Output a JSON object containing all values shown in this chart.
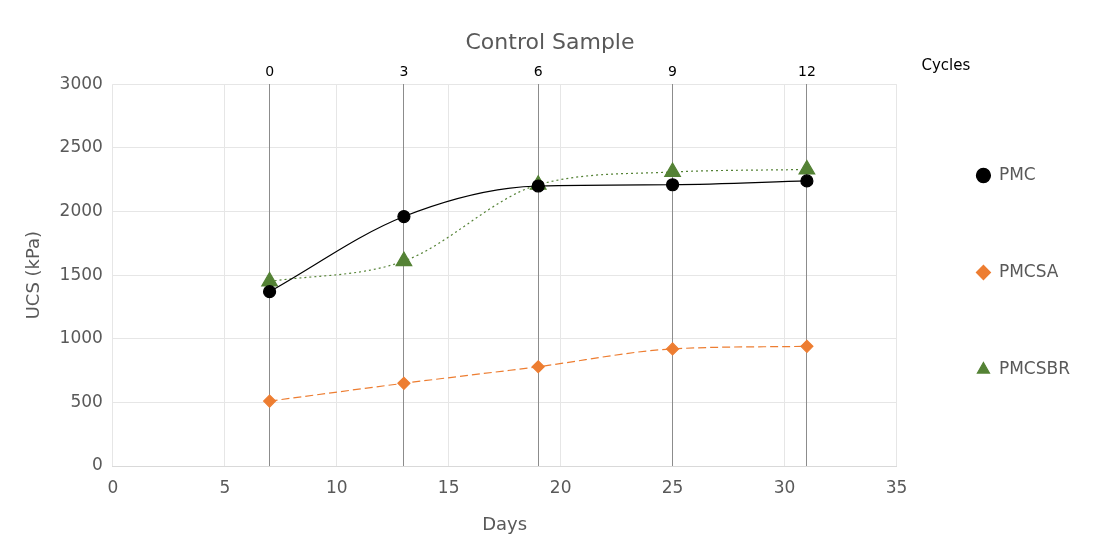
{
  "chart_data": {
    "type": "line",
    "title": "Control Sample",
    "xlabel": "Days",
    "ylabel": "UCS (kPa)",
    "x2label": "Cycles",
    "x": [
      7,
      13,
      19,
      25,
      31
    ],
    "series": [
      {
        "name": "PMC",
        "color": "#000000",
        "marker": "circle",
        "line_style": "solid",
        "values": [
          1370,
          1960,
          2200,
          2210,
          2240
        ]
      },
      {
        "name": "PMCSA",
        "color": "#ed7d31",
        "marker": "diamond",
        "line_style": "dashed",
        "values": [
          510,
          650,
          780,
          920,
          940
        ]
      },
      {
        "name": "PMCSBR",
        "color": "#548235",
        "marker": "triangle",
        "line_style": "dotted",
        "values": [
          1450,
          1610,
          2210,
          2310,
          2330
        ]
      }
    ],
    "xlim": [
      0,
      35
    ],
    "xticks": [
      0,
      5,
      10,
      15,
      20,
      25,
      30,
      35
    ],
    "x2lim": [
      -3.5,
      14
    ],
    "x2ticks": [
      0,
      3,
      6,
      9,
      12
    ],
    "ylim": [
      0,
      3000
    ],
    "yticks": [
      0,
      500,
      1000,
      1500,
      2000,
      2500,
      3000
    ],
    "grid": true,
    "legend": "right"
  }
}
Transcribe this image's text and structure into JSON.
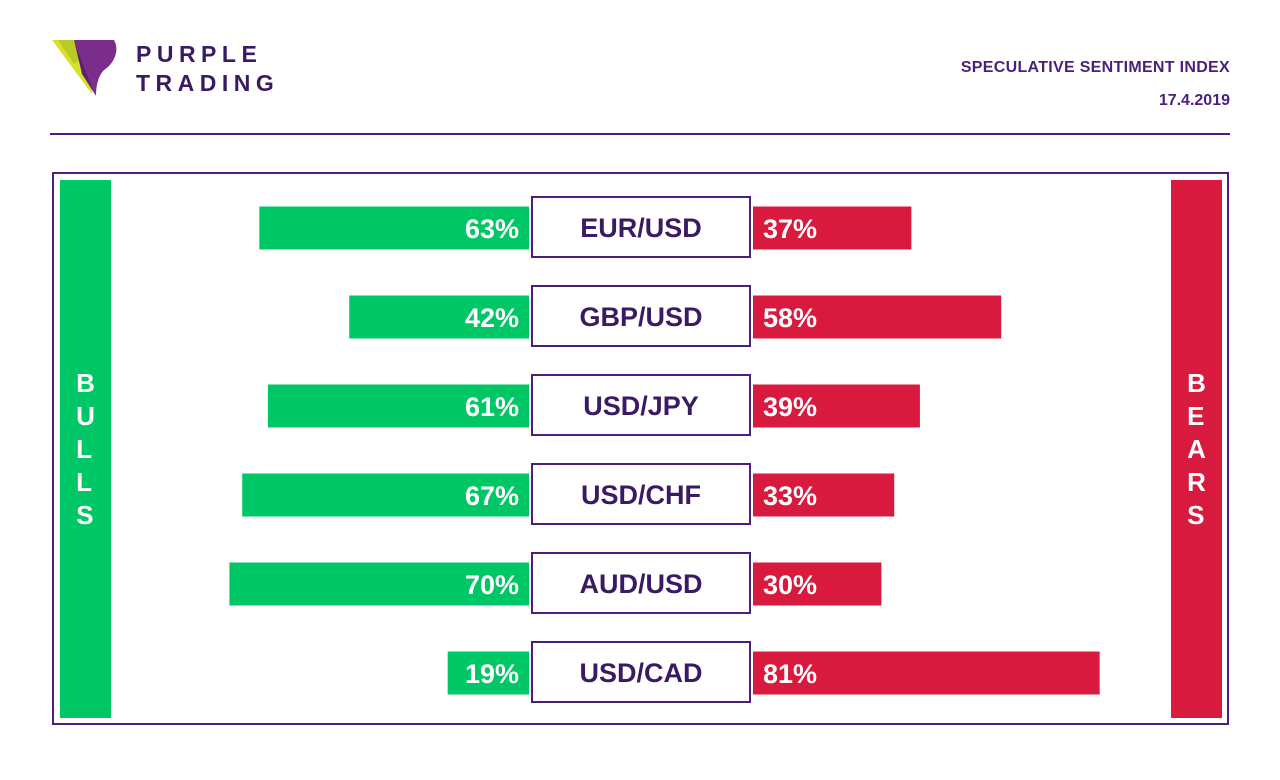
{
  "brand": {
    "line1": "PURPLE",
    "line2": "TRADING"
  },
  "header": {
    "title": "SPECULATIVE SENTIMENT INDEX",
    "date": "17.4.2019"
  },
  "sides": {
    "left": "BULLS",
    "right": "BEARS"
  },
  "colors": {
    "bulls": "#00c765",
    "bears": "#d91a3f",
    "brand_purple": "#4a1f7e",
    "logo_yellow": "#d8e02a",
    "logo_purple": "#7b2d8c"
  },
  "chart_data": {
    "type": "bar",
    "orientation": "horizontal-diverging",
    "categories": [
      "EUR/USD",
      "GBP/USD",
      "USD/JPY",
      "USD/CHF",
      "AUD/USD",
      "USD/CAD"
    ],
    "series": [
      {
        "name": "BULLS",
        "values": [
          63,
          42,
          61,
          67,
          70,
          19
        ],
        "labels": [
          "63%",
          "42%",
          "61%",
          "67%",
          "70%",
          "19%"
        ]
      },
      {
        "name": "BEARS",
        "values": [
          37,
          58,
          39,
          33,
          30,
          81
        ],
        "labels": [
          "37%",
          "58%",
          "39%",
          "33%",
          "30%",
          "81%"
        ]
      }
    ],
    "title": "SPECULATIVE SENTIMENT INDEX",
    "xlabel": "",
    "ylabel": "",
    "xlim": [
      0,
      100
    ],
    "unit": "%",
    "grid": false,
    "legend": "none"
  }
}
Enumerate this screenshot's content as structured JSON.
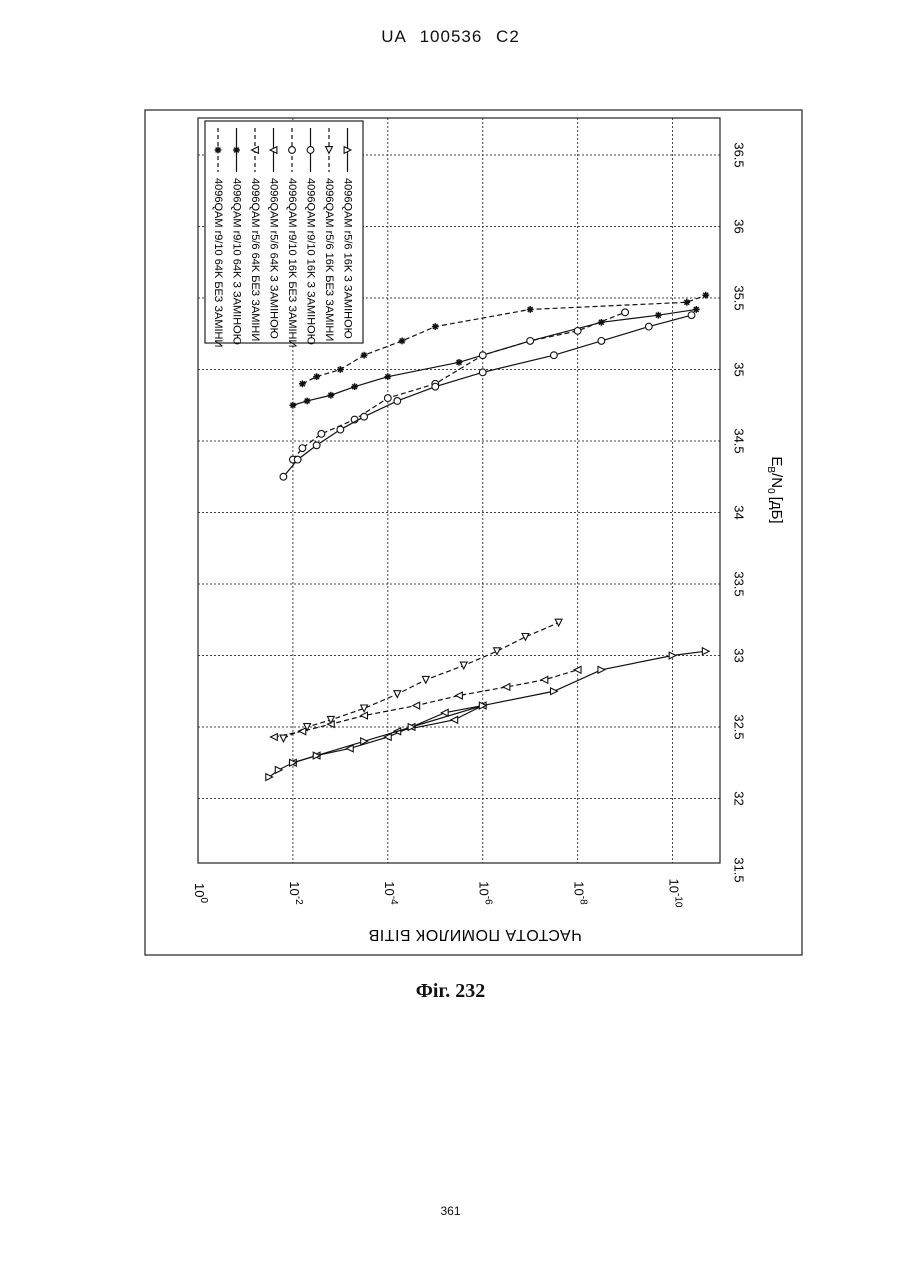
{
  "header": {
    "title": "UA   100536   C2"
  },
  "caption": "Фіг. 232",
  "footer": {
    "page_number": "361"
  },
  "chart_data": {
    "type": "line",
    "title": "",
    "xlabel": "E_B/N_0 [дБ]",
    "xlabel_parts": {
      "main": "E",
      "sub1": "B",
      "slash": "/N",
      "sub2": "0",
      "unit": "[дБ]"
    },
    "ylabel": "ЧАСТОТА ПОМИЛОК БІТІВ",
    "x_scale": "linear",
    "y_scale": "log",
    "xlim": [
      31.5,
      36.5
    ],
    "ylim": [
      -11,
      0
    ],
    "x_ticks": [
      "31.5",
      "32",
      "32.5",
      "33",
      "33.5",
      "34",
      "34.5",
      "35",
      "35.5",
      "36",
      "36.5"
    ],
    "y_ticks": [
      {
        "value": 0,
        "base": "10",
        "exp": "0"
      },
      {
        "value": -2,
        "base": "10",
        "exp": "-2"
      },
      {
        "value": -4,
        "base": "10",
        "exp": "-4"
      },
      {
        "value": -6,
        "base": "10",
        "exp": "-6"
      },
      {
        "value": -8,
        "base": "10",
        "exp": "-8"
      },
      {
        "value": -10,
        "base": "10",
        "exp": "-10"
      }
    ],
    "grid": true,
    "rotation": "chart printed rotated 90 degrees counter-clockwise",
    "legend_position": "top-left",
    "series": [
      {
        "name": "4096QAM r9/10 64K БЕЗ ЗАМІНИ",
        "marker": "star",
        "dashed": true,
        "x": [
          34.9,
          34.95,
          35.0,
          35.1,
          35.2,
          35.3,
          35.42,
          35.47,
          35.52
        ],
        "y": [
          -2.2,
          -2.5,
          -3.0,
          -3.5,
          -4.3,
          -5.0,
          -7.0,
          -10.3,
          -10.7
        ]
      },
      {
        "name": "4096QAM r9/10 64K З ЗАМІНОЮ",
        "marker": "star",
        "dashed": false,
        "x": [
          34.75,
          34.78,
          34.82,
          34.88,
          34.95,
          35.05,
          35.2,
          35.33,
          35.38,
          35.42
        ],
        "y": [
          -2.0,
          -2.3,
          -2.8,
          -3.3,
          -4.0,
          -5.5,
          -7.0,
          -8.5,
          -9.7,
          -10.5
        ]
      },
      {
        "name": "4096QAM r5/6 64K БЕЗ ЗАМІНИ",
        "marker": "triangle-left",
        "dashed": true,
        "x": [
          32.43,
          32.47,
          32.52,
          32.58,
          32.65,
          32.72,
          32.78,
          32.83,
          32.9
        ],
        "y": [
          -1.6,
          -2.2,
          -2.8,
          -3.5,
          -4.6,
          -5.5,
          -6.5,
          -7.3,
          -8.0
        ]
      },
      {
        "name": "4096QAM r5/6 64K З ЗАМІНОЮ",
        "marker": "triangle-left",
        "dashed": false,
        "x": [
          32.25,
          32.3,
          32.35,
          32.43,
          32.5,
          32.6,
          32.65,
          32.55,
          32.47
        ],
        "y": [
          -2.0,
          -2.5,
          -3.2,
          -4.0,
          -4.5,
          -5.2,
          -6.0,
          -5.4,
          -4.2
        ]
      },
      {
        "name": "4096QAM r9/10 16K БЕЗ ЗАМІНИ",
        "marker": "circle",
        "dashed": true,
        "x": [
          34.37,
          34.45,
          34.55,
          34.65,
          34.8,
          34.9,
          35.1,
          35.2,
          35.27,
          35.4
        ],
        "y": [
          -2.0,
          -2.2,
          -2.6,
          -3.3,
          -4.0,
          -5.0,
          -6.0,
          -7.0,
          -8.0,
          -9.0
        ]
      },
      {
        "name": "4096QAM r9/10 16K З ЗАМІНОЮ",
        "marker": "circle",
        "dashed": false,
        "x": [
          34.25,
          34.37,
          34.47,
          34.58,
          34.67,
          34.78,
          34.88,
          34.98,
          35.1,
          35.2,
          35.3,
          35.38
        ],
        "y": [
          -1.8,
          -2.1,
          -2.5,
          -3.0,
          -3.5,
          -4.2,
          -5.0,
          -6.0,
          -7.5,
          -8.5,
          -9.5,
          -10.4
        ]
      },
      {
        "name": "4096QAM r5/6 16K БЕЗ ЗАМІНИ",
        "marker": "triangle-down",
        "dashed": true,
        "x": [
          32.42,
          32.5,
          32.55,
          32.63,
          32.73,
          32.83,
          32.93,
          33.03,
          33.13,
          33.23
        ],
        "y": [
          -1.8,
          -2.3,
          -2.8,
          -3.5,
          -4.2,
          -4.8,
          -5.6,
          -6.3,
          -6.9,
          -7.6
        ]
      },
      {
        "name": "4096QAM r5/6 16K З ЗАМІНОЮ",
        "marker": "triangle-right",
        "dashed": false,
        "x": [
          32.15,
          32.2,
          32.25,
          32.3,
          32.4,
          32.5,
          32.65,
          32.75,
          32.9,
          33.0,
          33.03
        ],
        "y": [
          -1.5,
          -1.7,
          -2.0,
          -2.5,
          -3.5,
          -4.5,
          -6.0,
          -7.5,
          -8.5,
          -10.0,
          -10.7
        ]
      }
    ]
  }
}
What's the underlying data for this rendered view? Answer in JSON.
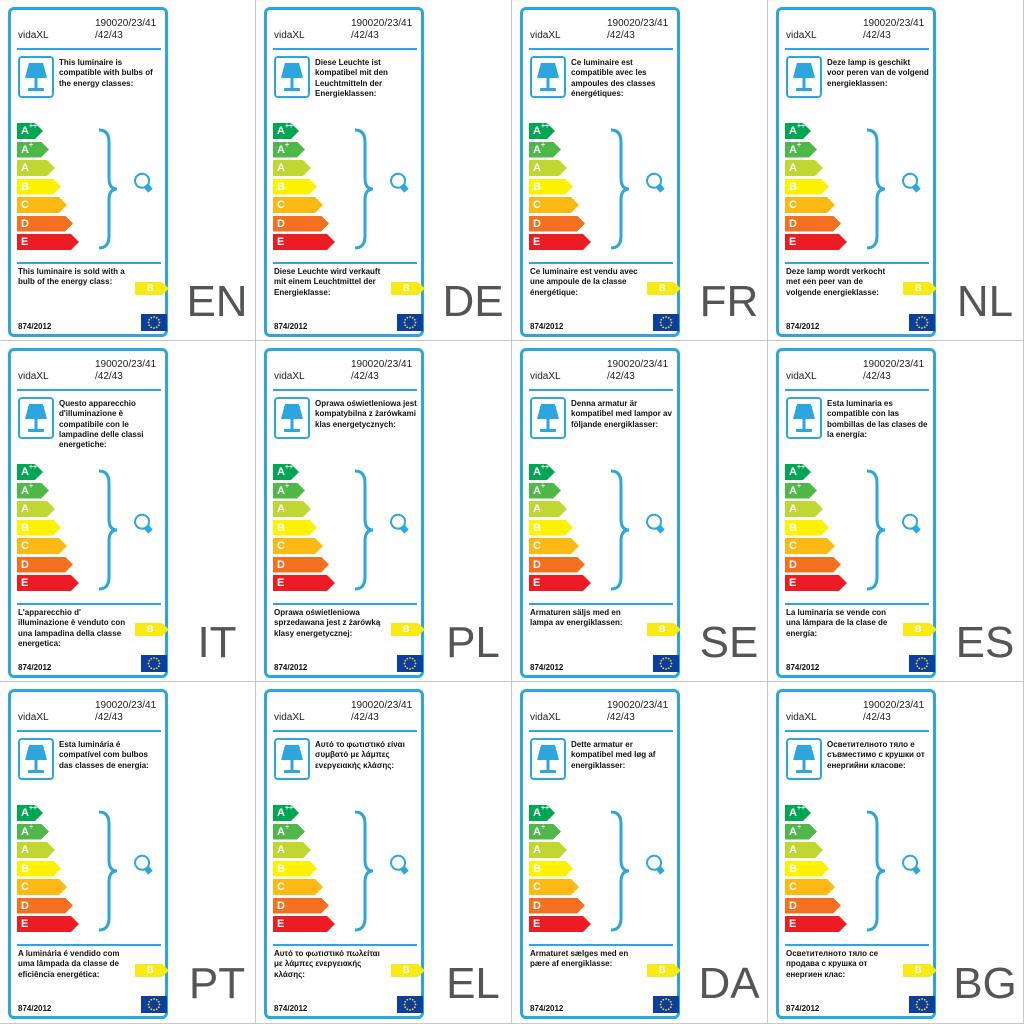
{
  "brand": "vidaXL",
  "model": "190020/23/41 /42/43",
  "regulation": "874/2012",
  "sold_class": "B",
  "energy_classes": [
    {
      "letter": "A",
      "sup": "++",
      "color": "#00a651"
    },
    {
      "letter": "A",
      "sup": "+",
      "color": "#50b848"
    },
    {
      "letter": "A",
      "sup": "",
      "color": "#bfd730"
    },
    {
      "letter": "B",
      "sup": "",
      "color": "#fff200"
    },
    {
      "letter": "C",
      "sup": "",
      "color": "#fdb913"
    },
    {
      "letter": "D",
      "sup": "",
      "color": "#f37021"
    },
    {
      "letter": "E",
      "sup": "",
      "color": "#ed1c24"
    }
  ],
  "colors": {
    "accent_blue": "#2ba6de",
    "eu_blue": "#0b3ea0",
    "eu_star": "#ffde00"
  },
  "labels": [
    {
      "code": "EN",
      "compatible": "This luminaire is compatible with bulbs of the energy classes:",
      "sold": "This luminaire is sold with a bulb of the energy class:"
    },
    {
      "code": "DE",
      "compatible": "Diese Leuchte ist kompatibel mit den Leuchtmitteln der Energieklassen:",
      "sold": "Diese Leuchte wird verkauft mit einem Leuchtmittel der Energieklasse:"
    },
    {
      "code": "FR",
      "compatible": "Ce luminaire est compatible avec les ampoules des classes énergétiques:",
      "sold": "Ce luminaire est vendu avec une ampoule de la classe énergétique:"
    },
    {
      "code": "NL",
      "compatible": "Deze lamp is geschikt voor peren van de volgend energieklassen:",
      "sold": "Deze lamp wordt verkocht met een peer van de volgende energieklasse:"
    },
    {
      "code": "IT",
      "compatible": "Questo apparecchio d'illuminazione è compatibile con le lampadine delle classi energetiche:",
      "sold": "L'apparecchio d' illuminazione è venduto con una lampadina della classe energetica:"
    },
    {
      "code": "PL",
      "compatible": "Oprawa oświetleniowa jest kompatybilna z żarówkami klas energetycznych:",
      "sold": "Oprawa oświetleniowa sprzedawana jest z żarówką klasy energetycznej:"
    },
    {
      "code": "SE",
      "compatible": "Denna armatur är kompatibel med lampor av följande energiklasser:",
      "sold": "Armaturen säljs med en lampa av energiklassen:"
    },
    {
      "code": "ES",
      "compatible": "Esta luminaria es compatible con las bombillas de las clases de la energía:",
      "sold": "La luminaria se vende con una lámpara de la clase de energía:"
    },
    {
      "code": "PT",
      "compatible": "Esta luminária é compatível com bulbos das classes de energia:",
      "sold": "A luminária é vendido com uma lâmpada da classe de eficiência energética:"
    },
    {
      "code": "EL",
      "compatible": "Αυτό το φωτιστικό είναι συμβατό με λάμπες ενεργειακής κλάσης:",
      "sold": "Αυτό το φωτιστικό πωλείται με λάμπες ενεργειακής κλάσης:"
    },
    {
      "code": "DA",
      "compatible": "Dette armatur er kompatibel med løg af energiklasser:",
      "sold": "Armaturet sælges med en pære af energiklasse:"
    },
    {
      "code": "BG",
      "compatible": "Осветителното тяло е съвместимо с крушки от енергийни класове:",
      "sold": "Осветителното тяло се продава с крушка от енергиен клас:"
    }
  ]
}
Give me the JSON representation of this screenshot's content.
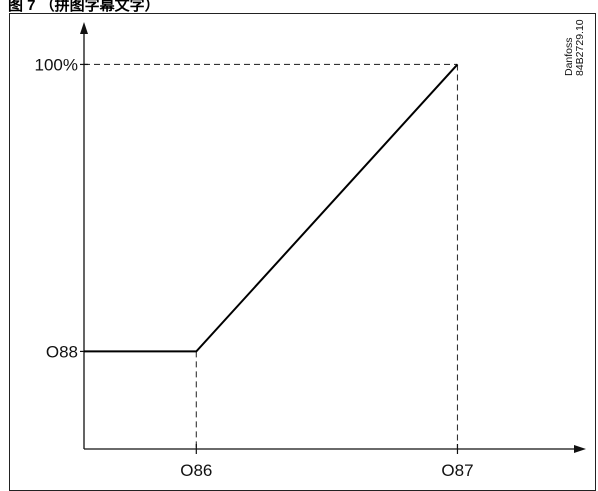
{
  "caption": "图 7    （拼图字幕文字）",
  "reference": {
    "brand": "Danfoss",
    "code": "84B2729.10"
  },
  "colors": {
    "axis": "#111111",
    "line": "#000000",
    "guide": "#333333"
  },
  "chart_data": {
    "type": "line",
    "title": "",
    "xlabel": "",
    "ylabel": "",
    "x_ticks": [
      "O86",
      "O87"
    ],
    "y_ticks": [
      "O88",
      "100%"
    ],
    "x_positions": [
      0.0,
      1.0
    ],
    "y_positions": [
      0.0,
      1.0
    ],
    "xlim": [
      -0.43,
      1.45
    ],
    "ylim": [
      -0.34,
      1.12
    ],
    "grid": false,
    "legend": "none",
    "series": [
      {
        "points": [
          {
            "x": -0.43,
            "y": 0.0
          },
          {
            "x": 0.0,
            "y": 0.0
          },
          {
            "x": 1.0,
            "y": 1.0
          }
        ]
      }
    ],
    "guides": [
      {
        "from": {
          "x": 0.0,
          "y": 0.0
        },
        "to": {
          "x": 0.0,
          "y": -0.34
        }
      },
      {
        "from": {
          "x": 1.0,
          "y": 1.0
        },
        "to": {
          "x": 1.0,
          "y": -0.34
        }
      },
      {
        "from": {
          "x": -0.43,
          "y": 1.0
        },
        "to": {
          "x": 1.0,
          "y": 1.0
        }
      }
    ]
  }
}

TO DO:
Read through the data and copy every line where "Αυτό" shows up.

ANSWER TO THE TASK:
      "compatible": "Αυτό το φωτιστικό είναι συμβατό με λάμπες ενεργειακής κλάσης:",
      "sold": "Αυτό το φωτιστικό πωλείται με λάμπες ενεργειακής κλάσης:"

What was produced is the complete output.